**Record excerpts:**
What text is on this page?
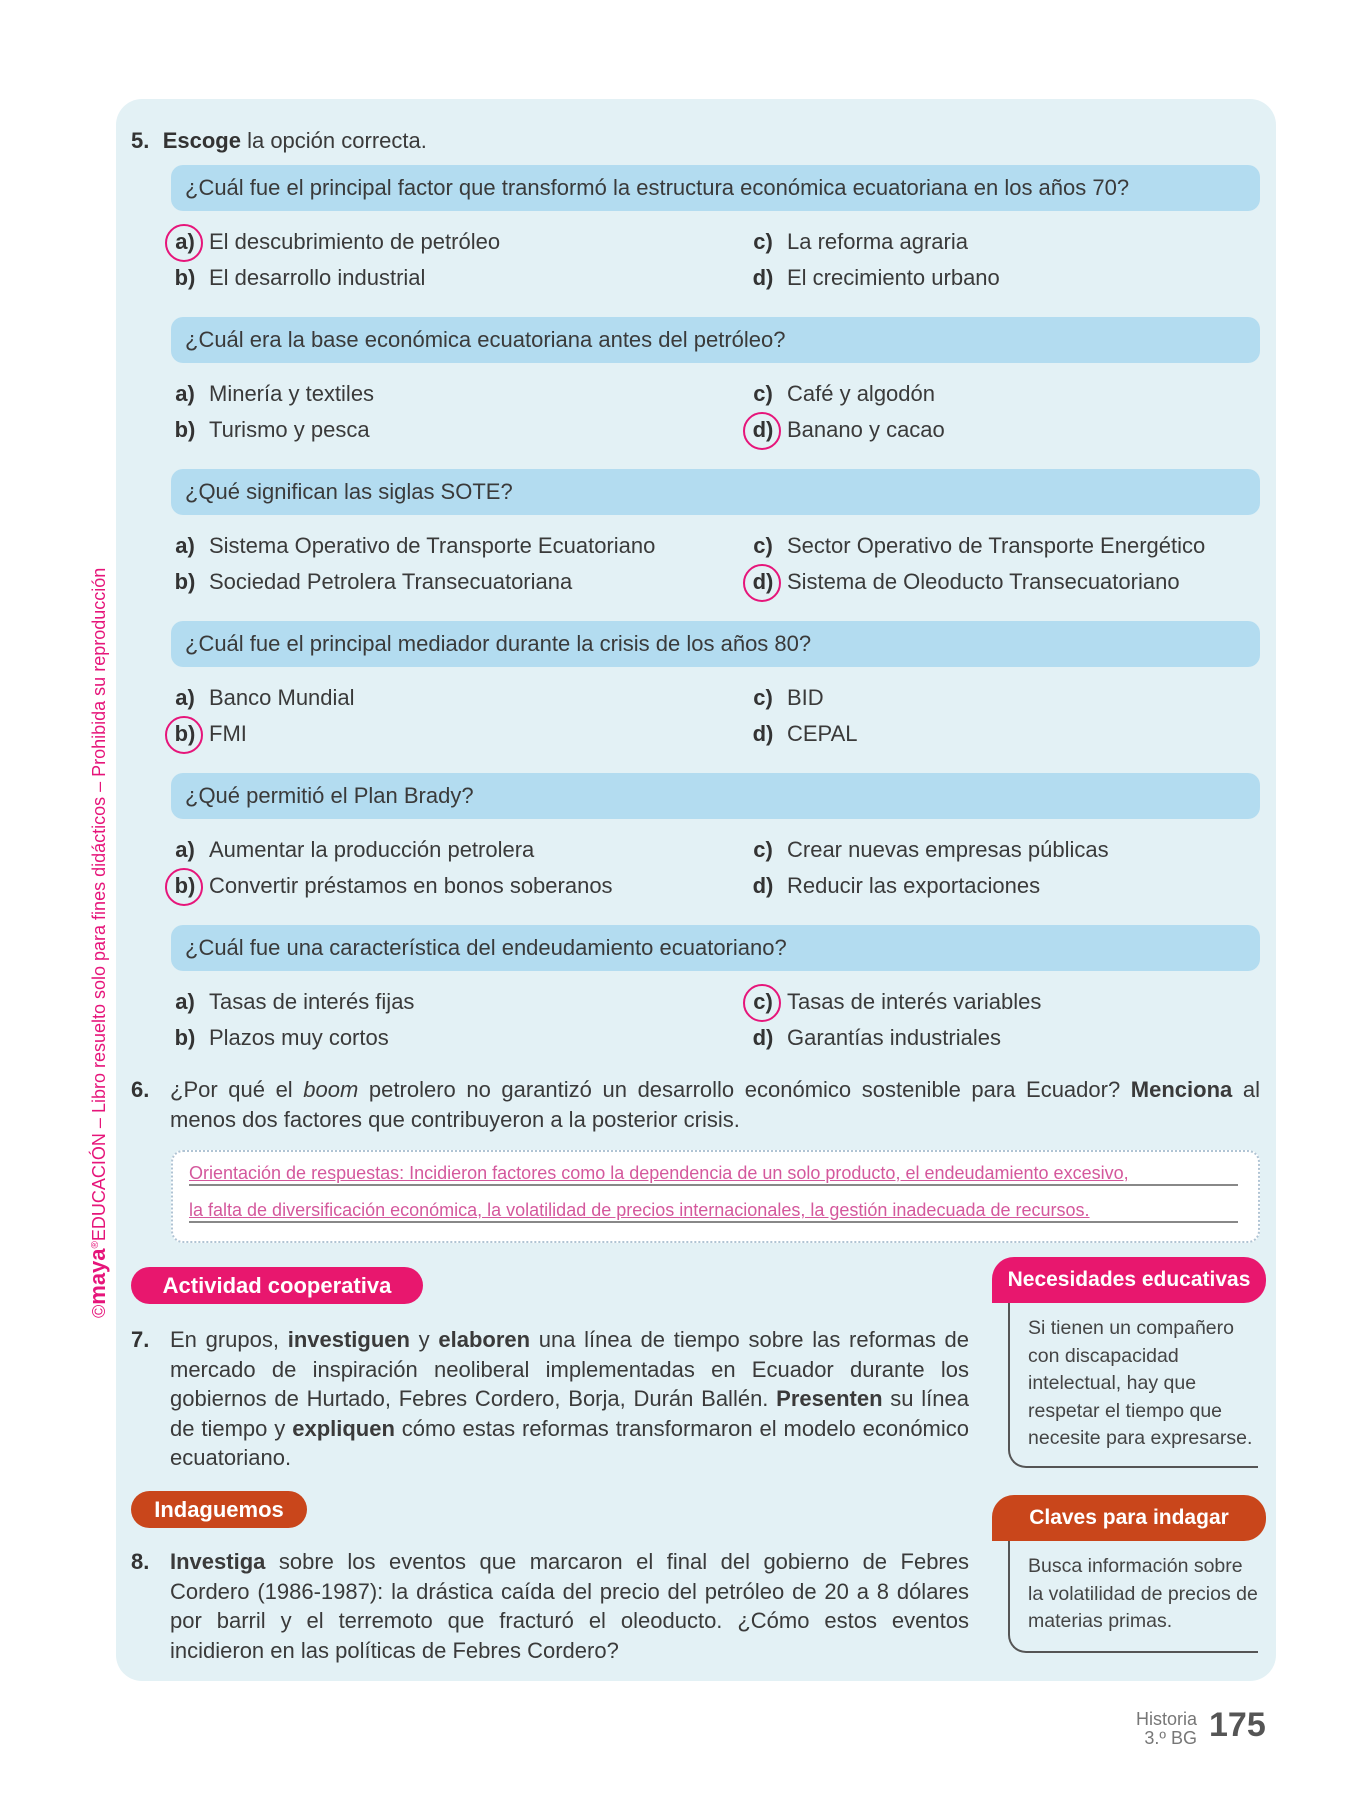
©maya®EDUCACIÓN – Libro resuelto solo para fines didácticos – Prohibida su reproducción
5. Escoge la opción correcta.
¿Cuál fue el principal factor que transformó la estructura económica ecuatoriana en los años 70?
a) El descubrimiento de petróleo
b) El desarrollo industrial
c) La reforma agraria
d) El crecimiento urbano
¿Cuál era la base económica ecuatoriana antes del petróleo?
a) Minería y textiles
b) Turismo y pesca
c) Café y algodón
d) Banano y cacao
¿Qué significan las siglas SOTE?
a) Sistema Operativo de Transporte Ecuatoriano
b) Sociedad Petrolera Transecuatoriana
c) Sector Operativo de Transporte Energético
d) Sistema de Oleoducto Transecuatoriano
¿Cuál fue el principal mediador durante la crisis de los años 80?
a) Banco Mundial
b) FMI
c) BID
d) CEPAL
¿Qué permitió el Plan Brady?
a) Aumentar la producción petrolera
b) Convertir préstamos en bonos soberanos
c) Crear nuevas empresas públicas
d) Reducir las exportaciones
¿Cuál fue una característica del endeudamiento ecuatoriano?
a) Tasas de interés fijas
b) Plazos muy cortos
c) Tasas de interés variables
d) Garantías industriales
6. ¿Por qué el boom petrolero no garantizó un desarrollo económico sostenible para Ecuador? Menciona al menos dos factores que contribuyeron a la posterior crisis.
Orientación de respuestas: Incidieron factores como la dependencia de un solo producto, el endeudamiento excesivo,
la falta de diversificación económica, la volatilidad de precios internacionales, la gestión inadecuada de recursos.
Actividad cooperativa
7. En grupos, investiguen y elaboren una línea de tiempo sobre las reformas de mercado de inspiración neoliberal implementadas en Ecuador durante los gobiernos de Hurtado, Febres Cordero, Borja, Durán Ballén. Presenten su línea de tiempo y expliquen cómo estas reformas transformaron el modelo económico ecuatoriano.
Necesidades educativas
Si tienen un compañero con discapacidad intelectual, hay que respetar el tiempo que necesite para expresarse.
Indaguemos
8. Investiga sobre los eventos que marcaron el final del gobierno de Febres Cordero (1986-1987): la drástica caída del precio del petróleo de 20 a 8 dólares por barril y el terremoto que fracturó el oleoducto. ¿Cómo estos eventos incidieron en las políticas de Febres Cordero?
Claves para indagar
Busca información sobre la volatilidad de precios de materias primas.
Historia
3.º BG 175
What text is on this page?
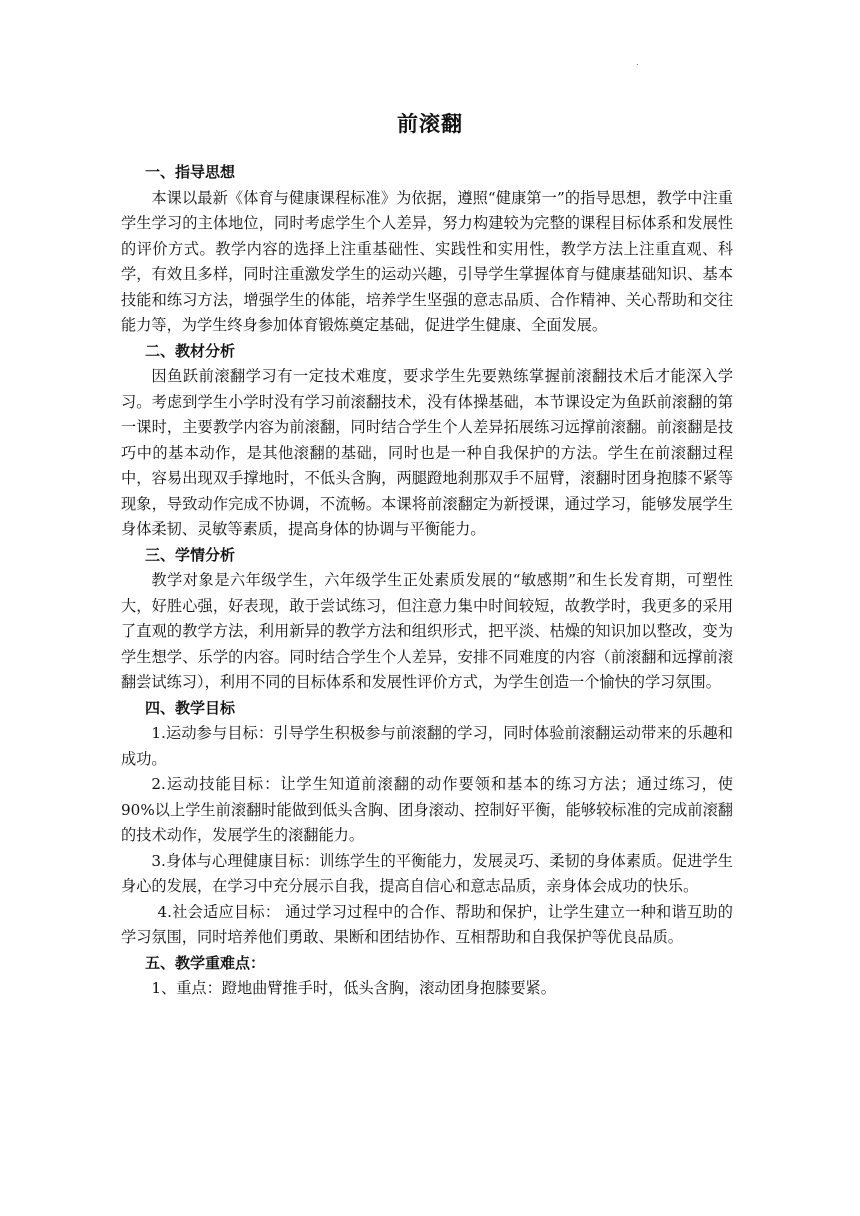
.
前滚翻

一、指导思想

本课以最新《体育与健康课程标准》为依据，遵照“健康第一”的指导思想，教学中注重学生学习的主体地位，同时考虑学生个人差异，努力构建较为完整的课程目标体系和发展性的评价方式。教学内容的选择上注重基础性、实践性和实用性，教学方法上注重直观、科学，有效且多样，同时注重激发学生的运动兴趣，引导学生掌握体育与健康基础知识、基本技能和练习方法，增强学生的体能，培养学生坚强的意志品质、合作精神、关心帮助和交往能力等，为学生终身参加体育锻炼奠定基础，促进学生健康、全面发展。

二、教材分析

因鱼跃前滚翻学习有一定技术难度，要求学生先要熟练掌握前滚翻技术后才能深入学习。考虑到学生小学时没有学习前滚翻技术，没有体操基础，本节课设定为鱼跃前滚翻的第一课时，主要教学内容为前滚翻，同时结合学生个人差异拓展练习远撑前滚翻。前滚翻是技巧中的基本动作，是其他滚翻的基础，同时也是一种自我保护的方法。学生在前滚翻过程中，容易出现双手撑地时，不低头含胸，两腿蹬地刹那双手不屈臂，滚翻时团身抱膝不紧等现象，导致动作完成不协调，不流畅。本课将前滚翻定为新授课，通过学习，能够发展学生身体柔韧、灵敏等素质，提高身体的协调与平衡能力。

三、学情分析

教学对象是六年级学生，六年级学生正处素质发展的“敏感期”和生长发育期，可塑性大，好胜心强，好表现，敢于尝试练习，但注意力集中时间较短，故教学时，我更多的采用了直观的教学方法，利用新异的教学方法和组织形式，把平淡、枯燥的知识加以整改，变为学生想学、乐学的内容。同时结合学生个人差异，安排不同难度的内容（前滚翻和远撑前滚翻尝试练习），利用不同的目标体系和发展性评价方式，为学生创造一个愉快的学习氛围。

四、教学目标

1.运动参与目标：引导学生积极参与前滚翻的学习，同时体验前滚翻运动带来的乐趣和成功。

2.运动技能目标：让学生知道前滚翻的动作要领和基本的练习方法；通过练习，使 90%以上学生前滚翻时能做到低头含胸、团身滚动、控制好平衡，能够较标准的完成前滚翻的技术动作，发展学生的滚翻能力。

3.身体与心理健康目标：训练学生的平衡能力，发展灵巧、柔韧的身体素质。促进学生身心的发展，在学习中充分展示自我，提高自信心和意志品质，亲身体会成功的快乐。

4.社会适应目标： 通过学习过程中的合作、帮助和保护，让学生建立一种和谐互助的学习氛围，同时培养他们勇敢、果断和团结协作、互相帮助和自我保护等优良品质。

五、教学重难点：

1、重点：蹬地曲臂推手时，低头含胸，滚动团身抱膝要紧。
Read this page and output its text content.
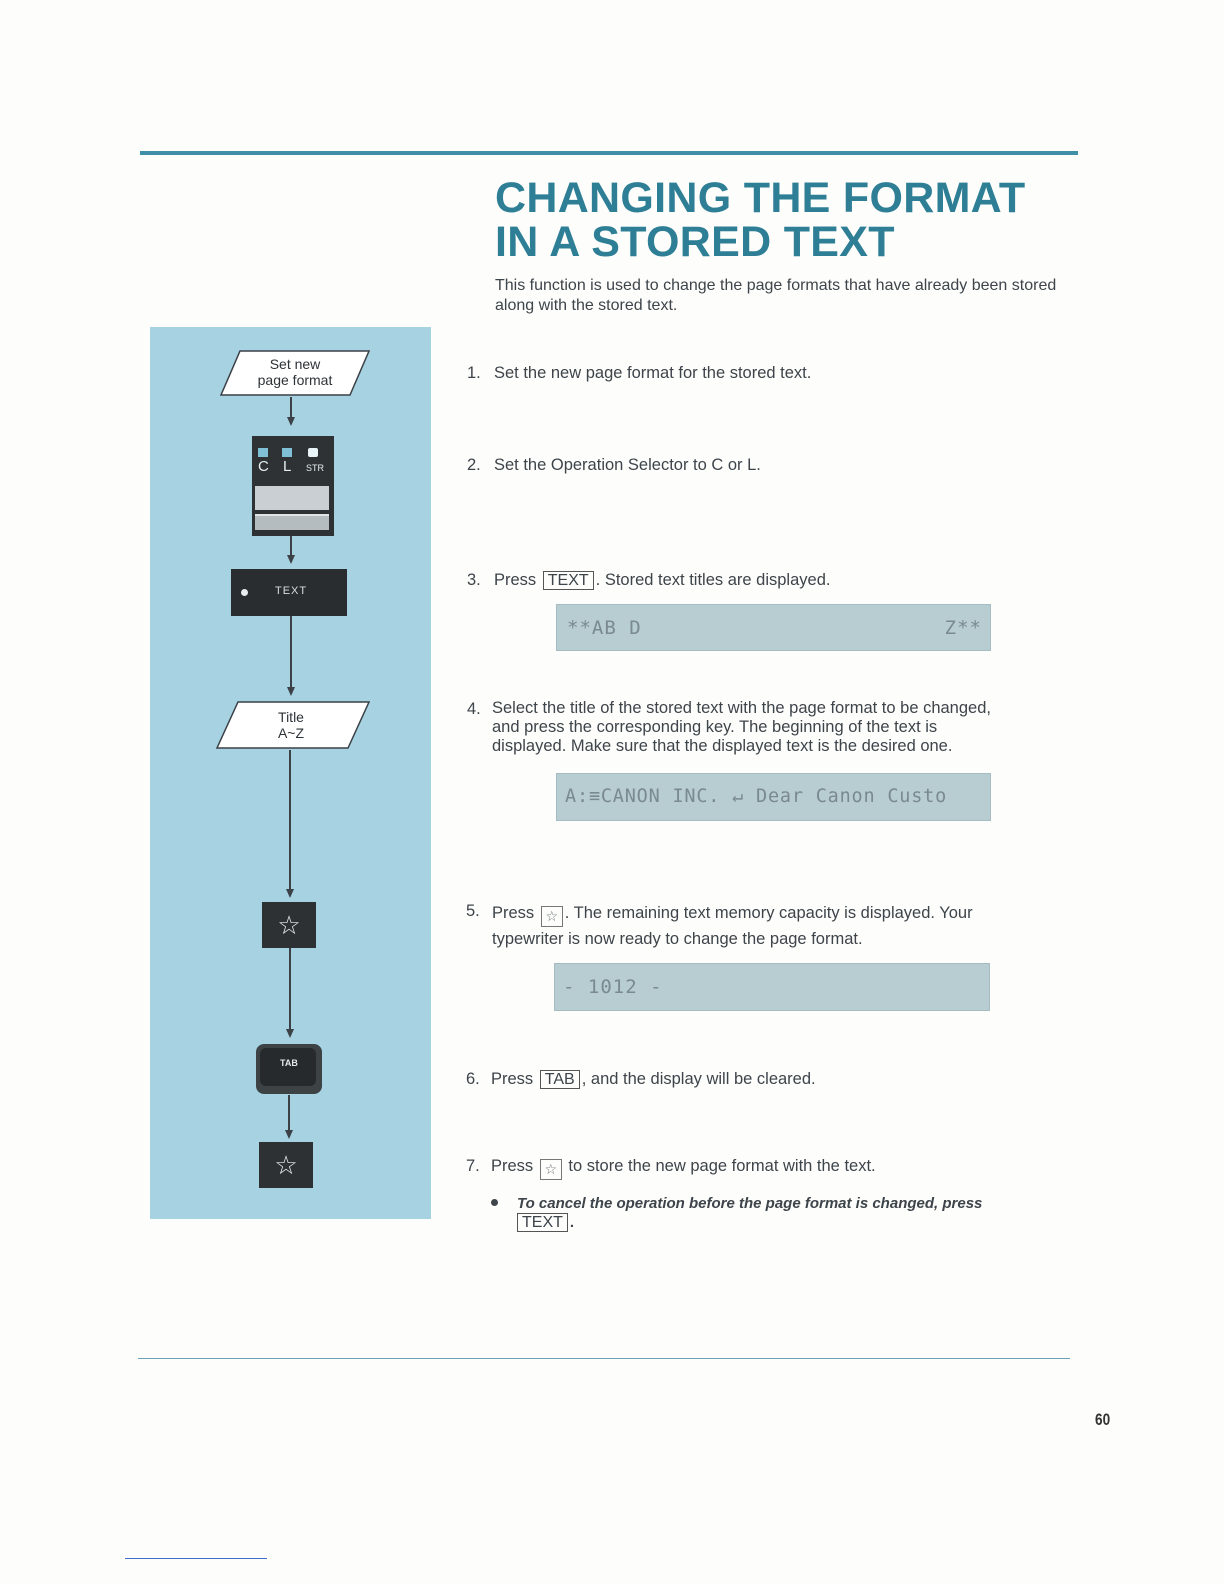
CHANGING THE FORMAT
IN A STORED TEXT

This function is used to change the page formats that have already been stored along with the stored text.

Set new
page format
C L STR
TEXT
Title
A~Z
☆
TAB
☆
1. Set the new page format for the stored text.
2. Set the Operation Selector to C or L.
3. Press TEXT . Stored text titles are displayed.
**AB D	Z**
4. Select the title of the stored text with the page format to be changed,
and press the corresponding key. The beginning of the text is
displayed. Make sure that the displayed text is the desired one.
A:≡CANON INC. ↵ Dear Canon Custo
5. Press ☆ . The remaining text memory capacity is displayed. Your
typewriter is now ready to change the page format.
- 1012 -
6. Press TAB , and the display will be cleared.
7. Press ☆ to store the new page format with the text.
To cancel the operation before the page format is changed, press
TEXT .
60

**Task objective:**
Take every line that includes the string "económica" and copy it.

**Written response:**
¿Cuál fue el principal factor que transformó la estructura económica ecuatoriana en los años 70?
¿Cuál era la base económica ecuatoriana antes del petróleo?
la falta de diversificación económica, la volatilidad de precios internacionales, la gestión inadecuada de recursos.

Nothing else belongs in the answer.